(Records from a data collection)
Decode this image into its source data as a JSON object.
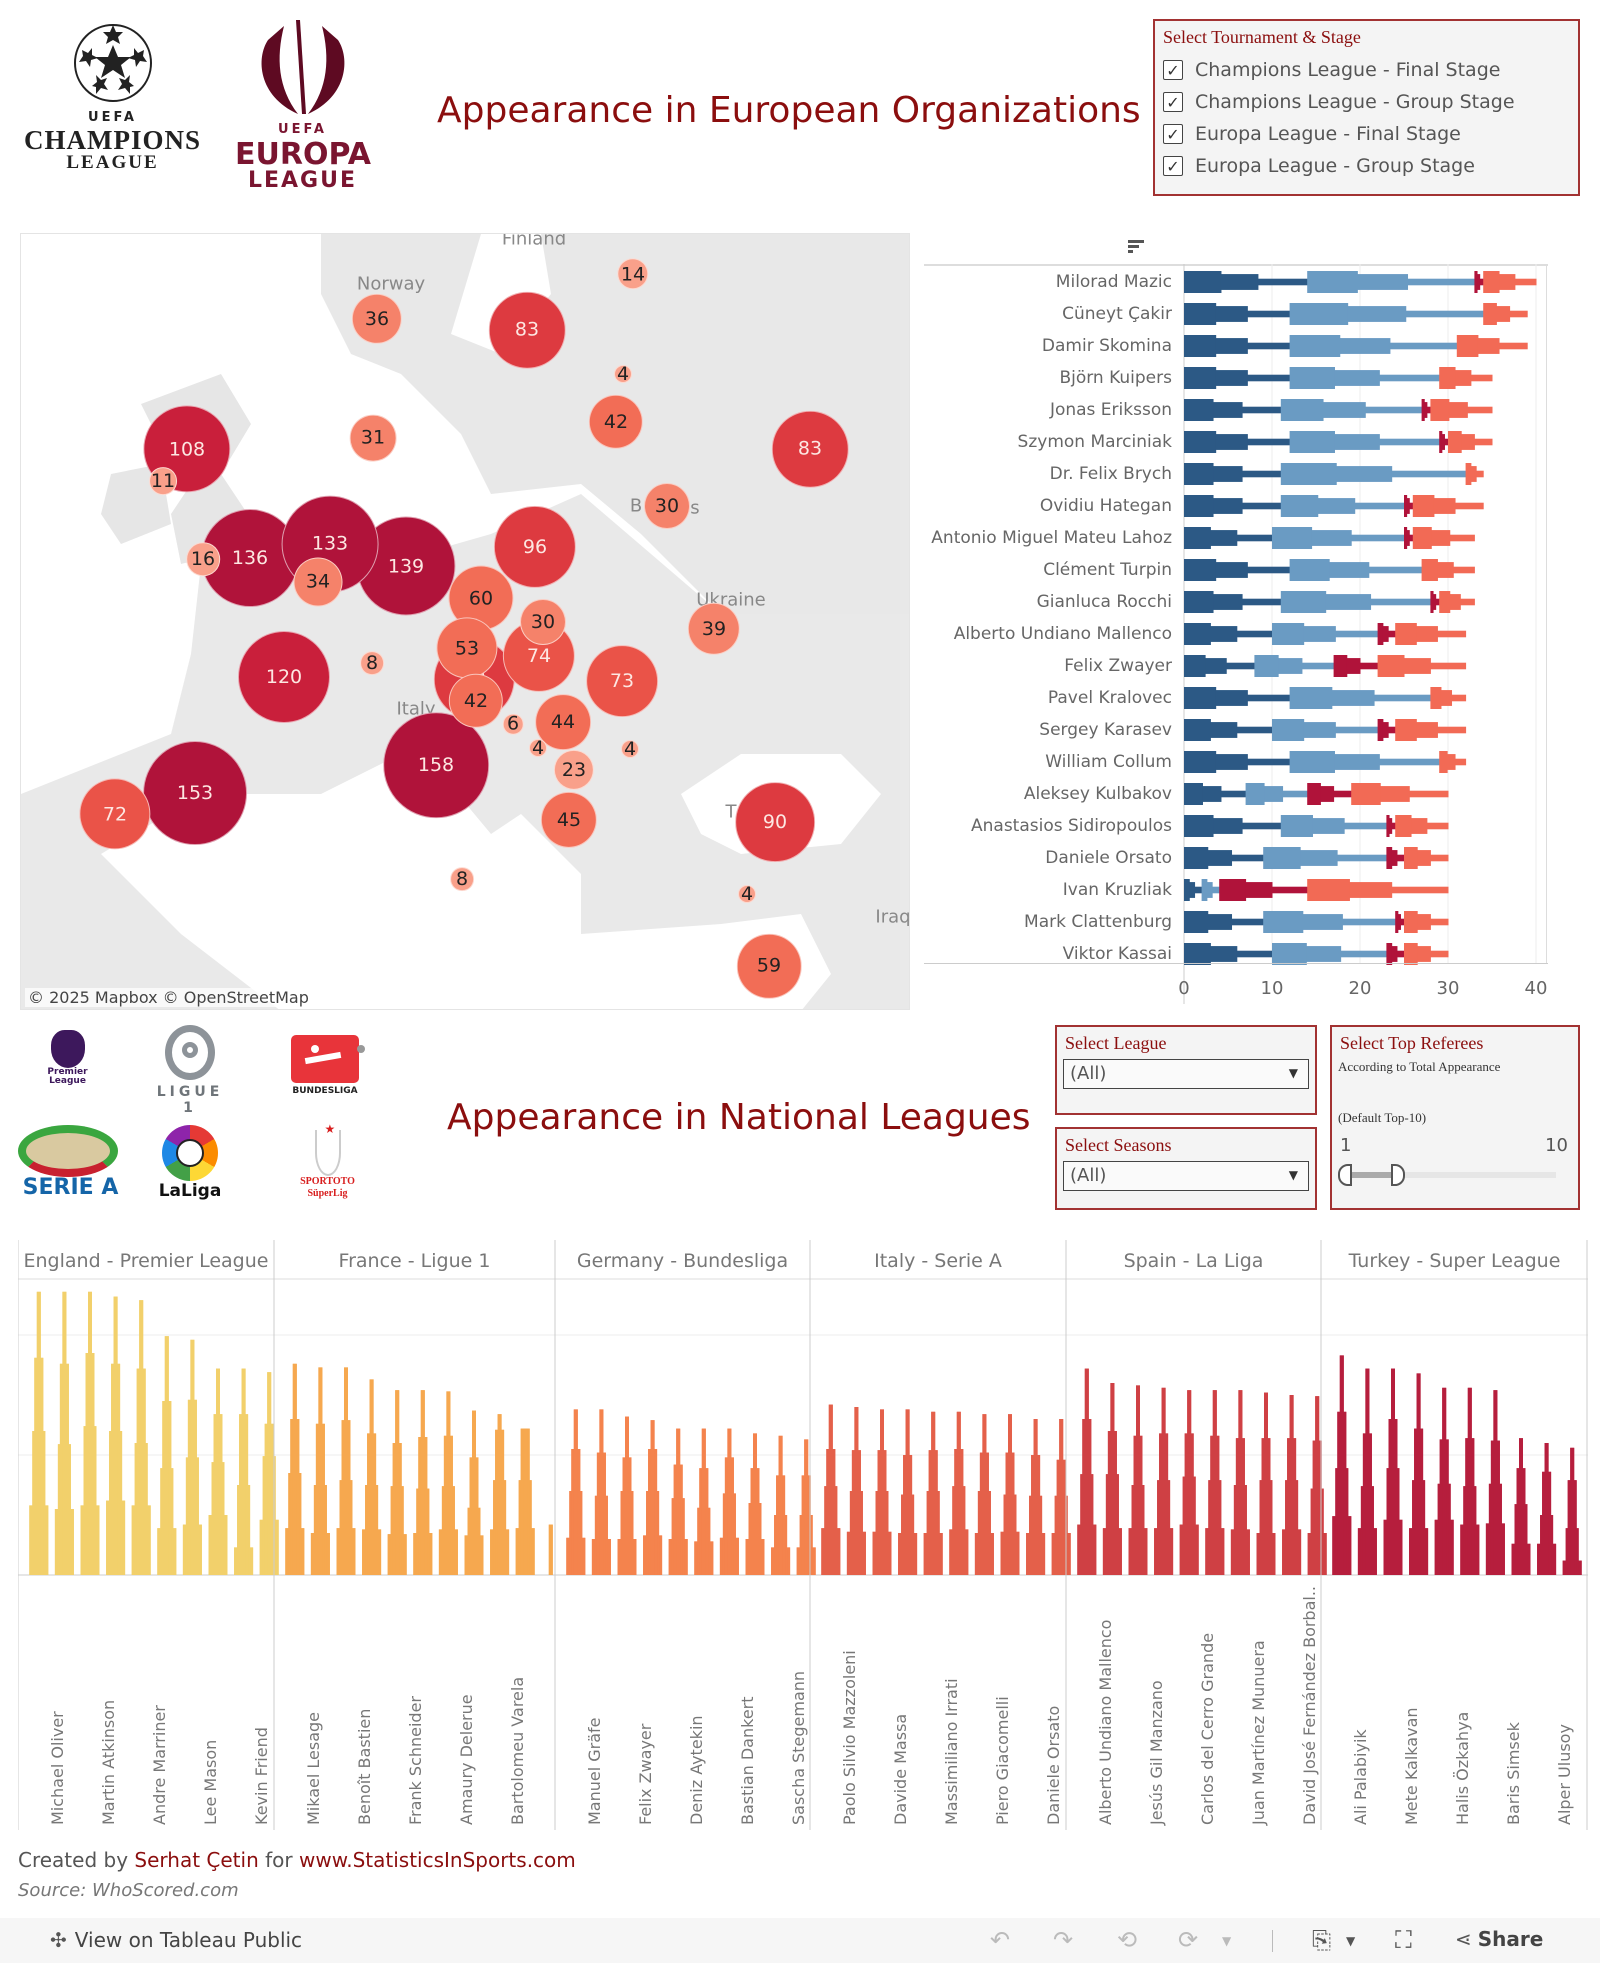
{
  "logos": {
    "champions_league": {
      "uefa": "UEFA",
      "line1": "CHAMPIONS",
      "line2": "LEAGUE"
    },
    "europa_league": {
      "uefa": "UEFA",
      "line1": "EUROPA",
      "line2": "LEAGUE"
    }
  },
  "european_title": "Appearance in European Organizations",
  "tournament_filter": {
    "title": "Select Tournament & Stage",
    "options": [
      {
        "label": "Champions League - Final Stage",
        "checked": true
      },
      {
        "label": "Champions League - Group Stage",
        "checked": true
      },
      {
        "label": "Europa League - Final Stage",
        "checked": true
      },
      {
        "label": "Europa League - Group Stage",
        "checked": true
      }
    ]
  },
  "map": {
    "attribution": "© 2025 Mapbox  © OpenStreetMap",
    "place_labels": [
      "Finland",
      "Norway",
      "Ukraine",
      "Italy",
      "Iraq",
      "B",
      "s",
      "T"
    ],
    "bubbles": [
      {
        "value": 14
      },
      {
        "value": 36
      },
      {
        "value": 83
      },
      {
        "value": 4
      },
      {
        "value": 42
      },
      {
        "value": 108
      },
      {
        "value": 11
      },
      {
        "value": 31
      },
      {
        "value": 83
      },
      {
        "value": 30
      },
      {
        "value": 16
      },
      {
        "value": 136
      },
      {
        "value": 133
      },
      {
        "value": 34
      },
      {
        "value": 139
      },
      {
        "value": 96
      },
      {
        "value": 60
      },
      {
        "value": 30
      },
      {
        "value": 39
      },
      {
        "value": 53
      },
      {
        "value": 74
      },
      {
        "value": 92
      },
      {
        "value": 42
      },
      {
        "value": 73
      },
      {
        "value": 8
      },
      {
        "value": 120
      },
      {
        "value": 6
      },
      {
        "value": 44
      },
      {
        "value": 4
      },
      {
        "value": 4
      },
      {
        "value": 23
      },
      {
        "value": 158
      },
      {
        "value": 153
      },
      {
        "value": 72
      },
      {
        "value": 45
      },
      {
        "value": 90
      },
      {
        "value": 8
      },
      {
        "value": 4
      },
      {
        "value": 59
      }
    ]
  },
  "national_title": "Appearance in National Leagues",
  "league_filter": {
    "title": "Select League",
    "value": "(All)"
  },
  "season_filter": {
    "title": "Select Seasons",
    "value": "(All)"
  },
  "top_referees_filter": {
    "title": "Select Top Referees",
    "subtitle": "According to Total Appearance",
    "note": "(Default Top-10)",
    "min_label": "1",
    "max_label": "10",
    "range_min": 1,
    "range_max": 10,
    "selected_low": 1,
    "selected_high": 3.3
  },
  "league_logos": [
    "Premier League",
    "LIGUE 1",
    "BUNDESLIGA",
    "SERIE A",
    "LaLiga",
    "SPORTOTO SüperLig"
  ],
  "footer": {
    "created_prefix": "Created by ",
    "author": "Serhat Çetin",
    "for_text": " for ",
    "site": "www.StatisticsInSports.com",
    "source": "Source: WhoScored.com"
  },
  "toolbar": {
    "view_on": "View on Tableau Public",
    "share": "Share"
  },
  "colors": {
    "accent": "#8b0e0e",
    "cl_final": "#2c5985",
    "cl_group": "#6a9bc3",
    "el_final": "#b0133a",
    "el_group": "#f26a55"
  },
  "chart_data": [
    {
      "type": "bar",
      "title": "Appearance in European Organizations (by referee)",
      "orientation": "horizontal-stacked",
      "xlabel": "",
      "xlim": [
        0,
        40
      ],
      "xticks": [
        "0",
        "10",
        "20",
        "30",
        "40"
      ],
      "series_names": [
        "Champions League - Final Stage",
        "Champions League - Group Stage",
        "Europa League - Final Stage",
        "Europa League - Group Stage"
      ],
      "categories": [
        "Milorad Mazic",
        "Cüneyt Çakir",
        "Damir Skomina",
        "Björn Kuipers",
        "Jonas Eriksson",
        "Szymon Marciniak",
        "Dr. Felix Brych",
        "Ovidiu Hategan",
        "Antonio Miguel Mateu Lahoz",
        "Clément Turpin",
        "Gianluca Rocchi",
        "Alberto Undiano Mallenco",
        "Felix Zwayer",
        "Pavel Kralovec",
        "Sergey Karasev",
        "William Collum",
        "Aleksey Kulbakov",
        "Anastasios Sidiropoulos",
        "Daniele Orsato",
        "Ivan Kruzliak",
        "Mark Clattenburg",
        "Viktor Kassai"
      ],
      "series": [
        {
          "name": "Champions League - Final Stage",
          "values": [
            14,
            12,
            12,
            12,
            11,
            12,
            11,
            11,
            10,
            12,
            11,
            10,
            8,
            12,
            10,
            12,
            7,
            11,
            9,
            2,
            9,
            10
          ]
        },
        {
          "name": "Champions League - Group Stage",
          "values": [
            19,
            22,
            19,
            17,
            16,
            17,
            21,
            14,
            15,
            15,
            17,
            12,
            9,
            16,
            12,
            17,
            7,
            12,
            14,
            2,
            15,
            13
          ]
        },
        {
          "name": "Europa League - Final Stage",
          "values": [
            1,
            0,
            0,
            0,
            1,
            1,
            0,
            1,
            1,
            0,
            1,
            2,
            5,
            0,
            2,
            0,
            5,
            1,
            2,
            10,
            1,
            2
          ]
        },
        {
          "name": "Europa League - Group Stage",
          "values": [
            6,
            5,
            8,
            6,
            7,
            5,
            2,
            8,
            7,
            6,
            4,
            8,
            10,
            4,
            8,
            3,
            11,
            6,
            5,
            16,
            5,
            5
          ]
        }
      ]
    },
    {
      "type": "bar",
      "title": "Appearance in National Leagues",
      "orientation": "vertical-tapered",
      "ylabel": "",
      "ylim": [
        0,
        250
      ],
      "grid": true,
      "note": "values estimated relative to gridlines (gridline spacing assumed 100)",
      "panels": [
        {
          "league": "England - Premier League",
          "color": "#f2d06b",
          "labels": [
            "Michael Oliver",
            "Martin Atkinson",
            "Andre Marriner",
            "Lee Mason",
            "Kevin Friend"
          ],
          "tiers": [
            [
              58,
              120,
              181,
              236
            ],
            [
              55,
              109,
              176,
              236
            ],
            [
              58,
              124,
              185,
              236
            ],
            [
              62,
              120,
              176,
              232
            ],
            [
              58,
              110,
              172,
              229
            ],
            [
              39,
              89,
              145,
              199
            ],
            [
              42,
              98,
              146,
              196
            ],
            [
              50,
              94,
              134,
              172
            ],
            [
              23,
              75,
              134,
              172
            ],
            [
              46,
              99,
              126,
              169
            ]
          ]
        },
        {
          "league": "France - Ligue 1",
          "color": "#f6a84f",
          "labels": [
            "Mikael Lesage",
            "Benoît Bastien",
            "Frank Schneider",
            "Amaury Delerue",
            "Bartolomeu Varela"
          ],
          "tiers": [
            [
              39,
              85,
              130,
              176
            ],
            [
              35,
              75,
              126,
              173
            ],
            [
              39,
              79,
              129,
              173
            ],
            [
              38,
              75,
              118,
              163
            ],
            [
              34,
              74,
              110,
              154
            ],
            [
              35,
              72,
              115,
              154
            ],
            [
              38,
              74,
              116,
              153
            ],
            [
              33,
              56,
              98,
              137
            ],
            [
              38,
              79,
              121,
              134
            ],
            [
              39,
              79,
              122,
              122
            ],
            [
              0,
              0,
              0,
              42
            ]
          ]
        },
        {
          "league": "Germany - Bundesliga",
          "color": "#f4834d",
          "labels": [
            "Manuel Gräfe",
            "Felix Zwayer",
            "Deniz Aytekin",
            "Bastian Dankert",
            "Sascha Stegemann"
          ],
          "tiers": [
            [
              31,
              70,
              105,
              138
            ],
            [
              30,
              66,
              102,
              138
            ],
            [
              30,
              70,
              98,
              132
            ],
            [
              33,
              70,
              105,
              129
            ],
            [
              30,
              64,
              92,
              122
            ],
            [
              28,
              56,
              89,
              122
            ],
            [
              31,
              68,
              98,
              122
            ],
            [
              30,
              60,
              89,
              118
            ],
            [
              23,
              50,
              83,
              116
            ],
            [
              23,
              50,
              83,
              113
            ]
          ]
        },
        {
          "league": "Italy - Serie A",
          "color": "#e4604a",
          "labels": [
            "Paolo Silvio Mazzoleni",
            "Davide Massa",
            "Massimiliano Irrati",
            "Piero Giacomelli",
            "Daniele Orsato"
          ],
          "tiers": [
            [
              39,
              74,
              105,
              142
            ],
            [
              36,
              70,
              104,
              140
            ],
            [
              36,
              70,
              104,
              138
            ],
            [
              35,
              67,
              100,
              138
            ],
            [
              35,
              70,
              104,
              136
            ],
            [
              38,
              74,
              105,
              136
            ],
            [
              35,
              70,
              102,
              134
            ],
            [
              36,
              67,
              102,
              134
            ],
            [
              35,
              66,
              100,
              130
            ],
            [
              35,
              66,
              96,
              130
            ]
          ]
        },
        {
          "league": "Spain - La Liga",
          "color": "#cf4044",
          "labels": [
            "Alberto Undiano Mallenco",
            "Jesús Gil Manzano",
            "Carlos del Cerro Grande",
            "Juan Martínez Munuera",
            "David José Fernández Borbal.."
          ],
          "tiers": [
            [
              42,
              84,
              130,
              172
            ],
            [
              39,
              84,
              120,
              160
            ],
            [
              39,
              75,
              116,
              158
            ],
            [
              39,
              79,
              118,
              156
            ],
            [
              42,
              82,
              118,
              154
            ],
            [
              39,
              79,
              116,
              154
            ],
            [
              38,
              75,
              114,
              154
            ],
            [
              35,
              79,
              114,
              152
            ],
            [
              38,
              79,
              114,
              150
            ],
            [
              35,
              72,
              112,
              149
            ]
          ]
        },
        {
          "league": "Turkey - Super League",
          "color": "#b61e3d",
          "labels": [
            "Ali Palabiyik",
            "Mete Kalkavan",
            "Halis Özkahya",
            "Baris Simsek",
            "Alper Ulusoy"
          ],
          "tiers": [
            [
              49,
              89,
              136,
              183
            ],
            [
              39,
              74,
              118,
              172
            ],
            [
              46,
              89,
              130,
              172
            ],
            [
              39,
              79,
              122,
              168
            ],
            [
              46,
              76,
              113,
              156
            ],
            [
              42,
              74,
              114,
              156
            ],
            [
              43,
              76,
              112,
              154
            ],
            [
              26,
              59,
              89,
              114
            ],
            [
              26,
              50,
              86,
              110
            ],
            [
              12,
              39,
              79,
              106
            ]
          ]
        }
      ]
    }
  ]
}
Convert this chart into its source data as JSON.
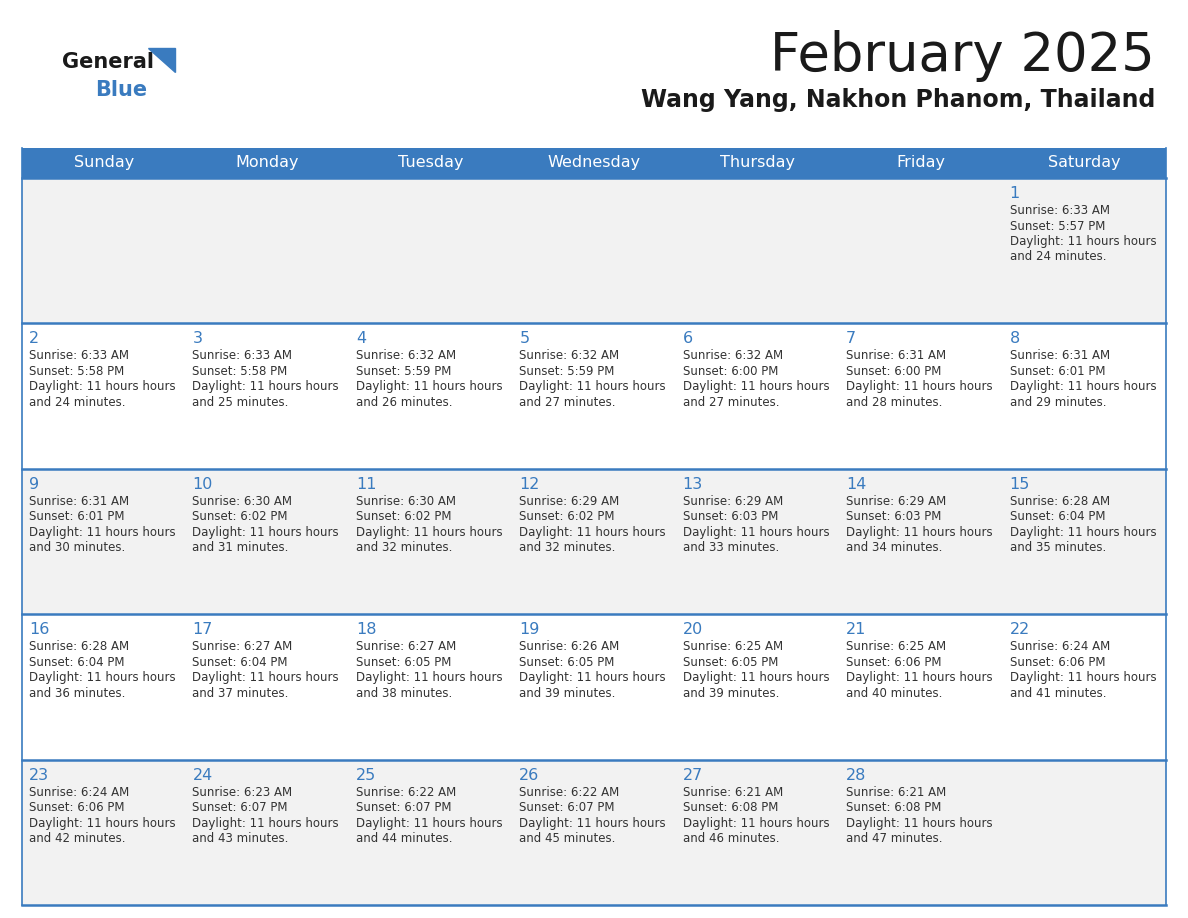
{
  "title": "February 2025",
  "subtitle": "Wang Yang, Nakhon Phanom, Thailand",
  "days_of_week": [
    "Sunday",
    "Monday",
    "Tuesday",
    "Wednesday",
    "Thursday",
    "Friday",
    "Saturday"
  ],
  "header_bg": "#3a7bbf",
  "header_text": "#ffffff",
  "cell_bg_odd": "#f2f2f2",
  "cell_bg_even": "#ffffff",
  "day_number_color": "#3a7bbf",
  "text_color": "#333333",
  "line_color": "#3a7bbf",
  "logo_general_color": "#1a1a1a",
  "logo_blue_color": "#3a7bbf",
  "calendar_data": [
    [
      null,
      null,
      null,
      null,
      null,
      null,
      {
        "day": 1,
        "sunrise": "6:33 AM",
        "sunset": "5:57 PM",
        "daylight": "11 hours and 24 minutes."
      }
    ],
    [
      {
        "day": 2,
        "sunrise": "6:33 AM",
        "sunset": "5:58 PM",
        "daylight": "11 hours and 24 minutes."
      },
      {
        "day": 3,
        "sunrise": "6:33 AM",
        "sunset": "5:58 PM",
        "daylight": "11 hours and 25 minutes."
      },
      {
        "day": 4,
        "sunrise": "6:32 AM",
        "sunset": "5:59 PM",
        "daylight": "11 hours and 26 minutes."
      },
      {
        "day": 5,
        "sunrise": "6:32 AM",
        "sunset": "5:59 PM",
        "daylight": "11 hours and 27 minutes."
      },
      {
        "day": 6,
        "sunrise": "6:32 AM",
        "sunset": "6:00 PM",
        "daylight": "11 hours and 27 minutes."
      },
      {
        "day": 7,
        "sunrise": "6:31 AM",
        "sunset": "6:00 PM",
        "daylight": "11 hours and 28 minutes."
      },
      {
        "day": 8,
        "sunrise": "6:31 AM",
        "sunset": "6:01 PM",
        "daylight": "11 hours and 29 minutes."
      }
    ],
    [
      {
        "day": 9,
        "sunrise": "6:31 AM",
        "sunset": "6:01 PM",
        "daylight": "11 hours and 30 minutes."
      },
      {
        "day": 10,
        "sunrise": "6:30 AM",
        "sunset": "6:02 PM",
        "daylight": "11 hours and 31 minutes."
      },
      {
        "day": 11,
        "sunrise": "6:30 AM",
        "sunset": "6:02 PM",
        "daylight": "11 hours and 32 minutes."
      },
      {
        "day": 12,
        "sunrise": "6:29 AM",
        "sunset": "6:02 PM",
        "daylight": "11 hours and 32 minutes."
      },
      {
        "day": 13,
        "sunrise": "6:29 AM",
        "sunset": "6:03 PM",
        "daylight": "11 hours and 33 minutes."
      },
      {
        "day": 14,
        "sunrise": "6:29 AM",
        "sunset": "6:03 PM",
        "daylight": "11 hours and 34 minutes."
      },
      {
        "day": 15,
        "sunrise": "6:28 AM",
        "sunset": "6:04 PM",
        "daylight": "11 hours and 35 minutes."
      }
    ],
    [
      {
        "day": 16,
        "sunrise": "6:28 AM",
        "sunset": "6:04 PM",
        "daylight": "11 hours and 36 minutes."
      },
      {
        "day": 17,
        "sunrise": "6:27 AM",
        "sunset": "6:04 PM",
        "daylight": "11 hours and 37 minutes."
      },
      {
        "day": 18,
        "sunrise": "6:27 AM",
        "sunset": "6:05 PM",
        "daylight": "11 hours and 38 minutes."
      },
      {
        "day": 19,
        "sunrise": "6:26 AM",
        "sunset": "6:05 PM",
        "daylight": "11 hours and 39 minutes."
      },
      {
        "day": 20,
        "sunrise": "6:25 AM",
        "sunset": "6:05 PM",
        "daylight": "11 hours and 39 minutes."
      },
      {
        "day": 21,
        "sunrise": "6:25 AM",
        "sunset": "6:06 PM",
        "daylight": "11 hours and 40 minutes."
      },
      {
        "day": 22,
        "sunrise": "6:24 AM",
        "sunset": "6:06 PM",
        "daylight": "11 hours and 41 minutes."
      }
    ],
    [
      {
        "day": 23,
        "sunrise": "6:24 AM",
        "sunset": "6:06 PM",
        "daylight": "11 hours and 42 minutes."
      },
      {
        "day": 24,
        "sunrise": "6:23 AM",
        "sunset": "6:07 PM",
        "daylight": "11 hours and 43 minutes."
      },
      {
        "day": 25,
        "sunrise": "6:22 AM",
        "sunset": "6:07 PM",
        "daylight": "11 hours and 44 minutes."
      },
      {
        "day": 26,
        "sunrise": "6:22 AM",
        "sunset": "6:07 PM",
        "daylight": "11 hours and 45 minutes."
      },
      {
        "day": 27,
        "sunrise": "6:21 AM",
        "sunset": "6:08 PM",
        "daylight": "11 hours and 46 minutes."
      },
      {
        "day": 28,
        "sunrise": "6:21 AM",
        "sunset": "6:08 PM",
        "daylight": "11 hours and 47 minutes."
      },
      null
    ]
  ]
}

■ TASK:
Isolate the lines that hold the word "Felix" and copy all of them.

■ SOLUTION TO THE EXERCISE:
        "Dr. Felix Brych",
        "Felix Zwayer",
            "Felix Zwayer",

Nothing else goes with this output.